### DIRECTIONS FOR THIS TASK:
Tell how many lines in these records contain the string "JSON", with only the number as the reply.

[Excerpts from a figure dataset]
*****

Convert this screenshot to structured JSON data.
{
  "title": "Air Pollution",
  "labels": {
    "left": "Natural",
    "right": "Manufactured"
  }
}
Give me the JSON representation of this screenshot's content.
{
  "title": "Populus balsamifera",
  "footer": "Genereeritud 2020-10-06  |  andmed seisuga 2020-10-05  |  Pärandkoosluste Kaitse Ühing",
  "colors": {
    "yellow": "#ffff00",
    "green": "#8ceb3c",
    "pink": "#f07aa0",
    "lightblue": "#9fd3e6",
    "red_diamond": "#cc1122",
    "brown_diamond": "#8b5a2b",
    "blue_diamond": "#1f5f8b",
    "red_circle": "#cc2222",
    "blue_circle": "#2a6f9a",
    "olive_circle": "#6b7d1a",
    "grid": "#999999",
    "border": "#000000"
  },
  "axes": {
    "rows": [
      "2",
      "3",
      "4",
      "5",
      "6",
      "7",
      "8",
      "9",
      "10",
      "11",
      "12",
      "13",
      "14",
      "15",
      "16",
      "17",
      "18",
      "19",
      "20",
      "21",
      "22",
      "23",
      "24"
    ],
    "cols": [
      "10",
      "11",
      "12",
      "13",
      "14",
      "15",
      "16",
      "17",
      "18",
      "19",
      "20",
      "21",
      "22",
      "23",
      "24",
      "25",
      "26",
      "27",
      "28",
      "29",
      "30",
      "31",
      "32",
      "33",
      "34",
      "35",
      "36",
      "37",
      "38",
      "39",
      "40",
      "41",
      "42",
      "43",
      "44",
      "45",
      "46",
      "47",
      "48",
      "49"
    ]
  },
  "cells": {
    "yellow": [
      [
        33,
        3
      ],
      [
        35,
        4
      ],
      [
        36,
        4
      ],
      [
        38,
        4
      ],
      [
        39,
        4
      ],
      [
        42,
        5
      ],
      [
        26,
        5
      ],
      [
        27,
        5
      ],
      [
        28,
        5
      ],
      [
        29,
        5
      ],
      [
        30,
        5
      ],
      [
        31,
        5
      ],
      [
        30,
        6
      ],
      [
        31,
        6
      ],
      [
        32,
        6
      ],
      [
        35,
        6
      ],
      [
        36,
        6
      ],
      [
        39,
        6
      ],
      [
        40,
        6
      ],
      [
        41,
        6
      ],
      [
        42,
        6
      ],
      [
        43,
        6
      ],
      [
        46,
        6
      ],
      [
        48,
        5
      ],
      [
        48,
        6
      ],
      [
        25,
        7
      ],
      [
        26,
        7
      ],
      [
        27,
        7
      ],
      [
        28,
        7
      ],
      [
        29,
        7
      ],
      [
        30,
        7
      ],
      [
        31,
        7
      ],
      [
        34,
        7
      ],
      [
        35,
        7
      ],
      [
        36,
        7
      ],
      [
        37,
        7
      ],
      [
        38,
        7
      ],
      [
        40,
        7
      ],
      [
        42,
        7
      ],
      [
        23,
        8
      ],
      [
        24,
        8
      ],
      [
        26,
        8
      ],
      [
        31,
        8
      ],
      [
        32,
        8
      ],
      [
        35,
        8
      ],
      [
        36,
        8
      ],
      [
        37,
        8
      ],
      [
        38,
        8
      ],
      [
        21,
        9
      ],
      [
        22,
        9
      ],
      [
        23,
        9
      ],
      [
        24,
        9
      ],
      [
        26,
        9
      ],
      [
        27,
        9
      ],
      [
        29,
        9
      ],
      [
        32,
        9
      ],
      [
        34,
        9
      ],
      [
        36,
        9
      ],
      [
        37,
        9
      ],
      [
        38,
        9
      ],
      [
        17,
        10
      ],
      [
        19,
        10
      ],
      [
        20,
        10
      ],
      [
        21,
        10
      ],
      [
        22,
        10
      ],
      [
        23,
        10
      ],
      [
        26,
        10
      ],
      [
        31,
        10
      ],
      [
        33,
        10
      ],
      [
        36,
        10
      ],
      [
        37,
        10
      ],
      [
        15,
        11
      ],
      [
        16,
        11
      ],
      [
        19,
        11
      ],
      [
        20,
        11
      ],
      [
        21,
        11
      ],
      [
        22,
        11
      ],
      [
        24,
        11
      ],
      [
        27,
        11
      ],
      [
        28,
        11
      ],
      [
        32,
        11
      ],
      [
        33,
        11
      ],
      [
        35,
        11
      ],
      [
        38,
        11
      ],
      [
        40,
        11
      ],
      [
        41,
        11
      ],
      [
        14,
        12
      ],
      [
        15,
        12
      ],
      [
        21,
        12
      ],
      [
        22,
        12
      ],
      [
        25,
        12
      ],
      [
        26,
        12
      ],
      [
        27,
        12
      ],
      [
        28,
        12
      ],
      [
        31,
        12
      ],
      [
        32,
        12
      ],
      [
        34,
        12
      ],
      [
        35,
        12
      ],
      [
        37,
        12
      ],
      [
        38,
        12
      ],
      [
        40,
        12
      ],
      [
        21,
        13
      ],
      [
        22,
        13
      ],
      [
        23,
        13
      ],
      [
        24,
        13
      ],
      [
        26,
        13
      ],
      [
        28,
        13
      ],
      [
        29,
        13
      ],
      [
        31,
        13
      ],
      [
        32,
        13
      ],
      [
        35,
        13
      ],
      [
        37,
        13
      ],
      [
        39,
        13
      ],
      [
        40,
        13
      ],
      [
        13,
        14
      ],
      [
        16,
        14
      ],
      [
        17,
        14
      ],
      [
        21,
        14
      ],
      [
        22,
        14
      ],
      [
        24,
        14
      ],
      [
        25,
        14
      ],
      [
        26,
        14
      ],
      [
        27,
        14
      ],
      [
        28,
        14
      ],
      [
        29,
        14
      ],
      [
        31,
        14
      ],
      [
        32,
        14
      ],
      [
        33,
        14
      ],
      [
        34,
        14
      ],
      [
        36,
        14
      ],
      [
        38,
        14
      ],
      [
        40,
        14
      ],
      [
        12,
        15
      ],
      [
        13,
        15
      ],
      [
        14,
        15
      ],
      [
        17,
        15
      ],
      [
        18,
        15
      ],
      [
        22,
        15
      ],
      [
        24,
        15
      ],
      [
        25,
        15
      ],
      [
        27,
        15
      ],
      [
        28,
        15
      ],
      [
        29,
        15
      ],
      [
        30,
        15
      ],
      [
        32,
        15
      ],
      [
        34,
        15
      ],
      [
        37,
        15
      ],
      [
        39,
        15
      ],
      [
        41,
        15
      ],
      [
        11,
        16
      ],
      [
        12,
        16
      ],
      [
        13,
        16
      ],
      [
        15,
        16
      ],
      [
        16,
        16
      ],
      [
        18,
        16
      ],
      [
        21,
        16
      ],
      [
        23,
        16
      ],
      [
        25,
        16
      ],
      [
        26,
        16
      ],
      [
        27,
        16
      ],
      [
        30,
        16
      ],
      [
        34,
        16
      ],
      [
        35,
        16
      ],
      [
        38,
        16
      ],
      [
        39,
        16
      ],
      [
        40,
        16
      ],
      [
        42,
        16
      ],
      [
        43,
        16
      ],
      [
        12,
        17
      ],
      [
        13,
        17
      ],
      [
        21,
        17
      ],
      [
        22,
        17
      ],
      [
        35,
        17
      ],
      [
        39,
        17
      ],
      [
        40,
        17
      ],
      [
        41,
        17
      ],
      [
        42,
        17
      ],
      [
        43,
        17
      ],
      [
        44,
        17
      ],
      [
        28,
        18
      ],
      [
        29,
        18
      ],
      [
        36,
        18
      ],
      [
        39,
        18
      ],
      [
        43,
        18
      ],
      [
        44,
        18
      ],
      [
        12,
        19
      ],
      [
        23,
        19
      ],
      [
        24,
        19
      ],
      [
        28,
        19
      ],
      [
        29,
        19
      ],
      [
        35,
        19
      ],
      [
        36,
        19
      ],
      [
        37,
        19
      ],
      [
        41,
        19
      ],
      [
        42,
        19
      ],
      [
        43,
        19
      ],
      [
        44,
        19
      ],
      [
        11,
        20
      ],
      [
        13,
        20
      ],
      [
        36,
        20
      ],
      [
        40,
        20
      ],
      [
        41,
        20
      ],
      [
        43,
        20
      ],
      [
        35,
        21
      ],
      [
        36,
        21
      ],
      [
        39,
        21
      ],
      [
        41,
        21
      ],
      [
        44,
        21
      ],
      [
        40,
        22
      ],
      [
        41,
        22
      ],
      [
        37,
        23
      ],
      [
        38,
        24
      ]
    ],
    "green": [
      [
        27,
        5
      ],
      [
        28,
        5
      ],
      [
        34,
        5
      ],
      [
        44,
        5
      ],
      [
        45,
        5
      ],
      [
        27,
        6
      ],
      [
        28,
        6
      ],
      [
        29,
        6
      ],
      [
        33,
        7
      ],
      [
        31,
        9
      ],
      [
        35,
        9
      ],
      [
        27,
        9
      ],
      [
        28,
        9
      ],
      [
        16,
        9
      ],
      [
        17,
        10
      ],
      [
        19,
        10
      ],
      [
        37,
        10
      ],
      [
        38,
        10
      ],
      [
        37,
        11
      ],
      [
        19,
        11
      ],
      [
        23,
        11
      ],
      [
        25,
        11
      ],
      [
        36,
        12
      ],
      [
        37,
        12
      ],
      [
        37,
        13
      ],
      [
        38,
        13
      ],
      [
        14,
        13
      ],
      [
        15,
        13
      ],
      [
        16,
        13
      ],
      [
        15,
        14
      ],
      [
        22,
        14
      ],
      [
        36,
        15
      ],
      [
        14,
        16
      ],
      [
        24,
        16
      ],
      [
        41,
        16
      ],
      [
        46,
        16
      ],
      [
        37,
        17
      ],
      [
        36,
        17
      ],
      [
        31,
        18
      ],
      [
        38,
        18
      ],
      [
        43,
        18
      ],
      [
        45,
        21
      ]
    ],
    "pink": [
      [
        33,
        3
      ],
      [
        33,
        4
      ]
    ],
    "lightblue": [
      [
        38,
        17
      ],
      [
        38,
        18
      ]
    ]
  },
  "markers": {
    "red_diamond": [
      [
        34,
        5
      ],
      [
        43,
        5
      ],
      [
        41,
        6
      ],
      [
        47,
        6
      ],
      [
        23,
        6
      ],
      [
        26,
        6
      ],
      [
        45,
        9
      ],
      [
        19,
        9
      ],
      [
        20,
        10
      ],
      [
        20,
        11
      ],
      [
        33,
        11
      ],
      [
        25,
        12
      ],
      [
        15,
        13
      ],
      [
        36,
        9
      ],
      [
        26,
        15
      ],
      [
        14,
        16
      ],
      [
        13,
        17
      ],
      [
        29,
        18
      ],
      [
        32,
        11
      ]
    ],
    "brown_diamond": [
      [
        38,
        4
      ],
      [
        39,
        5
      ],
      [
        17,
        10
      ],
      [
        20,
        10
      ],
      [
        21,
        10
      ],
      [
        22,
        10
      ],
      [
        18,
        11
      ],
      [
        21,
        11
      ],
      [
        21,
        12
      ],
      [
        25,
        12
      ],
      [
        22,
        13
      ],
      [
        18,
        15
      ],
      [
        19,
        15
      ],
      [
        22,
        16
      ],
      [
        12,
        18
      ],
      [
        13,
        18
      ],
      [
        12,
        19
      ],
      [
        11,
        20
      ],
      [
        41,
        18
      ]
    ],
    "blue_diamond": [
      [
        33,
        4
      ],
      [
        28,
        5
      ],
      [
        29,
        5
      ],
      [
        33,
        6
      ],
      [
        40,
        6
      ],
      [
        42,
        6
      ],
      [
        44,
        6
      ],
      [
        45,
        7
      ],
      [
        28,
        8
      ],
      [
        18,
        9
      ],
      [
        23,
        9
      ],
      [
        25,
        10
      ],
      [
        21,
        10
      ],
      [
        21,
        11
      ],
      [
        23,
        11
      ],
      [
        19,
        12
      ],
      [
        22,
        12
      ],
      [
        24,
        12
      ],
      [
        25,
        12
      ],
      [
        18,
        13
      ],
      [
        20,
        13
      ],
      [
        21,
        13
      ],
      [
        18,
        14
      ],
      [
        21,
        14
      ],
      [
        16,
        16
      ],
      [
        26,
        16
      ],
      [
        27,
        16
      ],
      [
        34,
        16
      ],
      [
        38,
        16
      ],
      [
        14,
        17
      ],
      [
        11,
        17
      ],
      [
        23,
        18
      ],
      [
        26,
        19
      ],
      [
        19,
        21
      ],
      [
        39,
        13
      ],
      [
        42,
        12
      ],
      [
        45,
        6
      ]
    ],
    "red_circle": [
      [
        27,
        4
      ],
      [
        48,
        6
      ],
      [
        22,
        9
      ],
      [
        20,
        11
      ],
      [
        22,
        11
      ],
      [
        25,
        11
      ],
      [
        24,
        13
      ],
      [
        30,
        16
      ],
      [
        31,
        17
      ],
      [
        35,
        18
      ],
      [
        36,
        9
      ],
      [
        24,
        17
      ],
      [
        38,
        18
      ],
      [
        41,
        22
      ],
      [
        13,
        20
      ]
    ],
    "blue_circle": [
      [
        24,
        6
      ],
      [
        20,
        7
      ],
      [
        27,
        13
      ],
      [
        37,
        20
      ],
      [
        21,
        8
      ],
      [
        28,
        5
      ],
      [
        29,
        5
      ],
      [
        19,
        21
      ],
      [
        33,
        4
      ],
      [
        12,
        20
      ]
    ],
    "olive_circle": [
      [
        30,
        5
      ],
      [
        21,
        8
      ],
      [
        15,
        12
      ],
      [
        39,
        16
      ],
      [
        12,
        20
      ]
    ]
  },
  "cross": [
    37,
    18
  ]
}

*****

### EXPECTED ANSWER:
2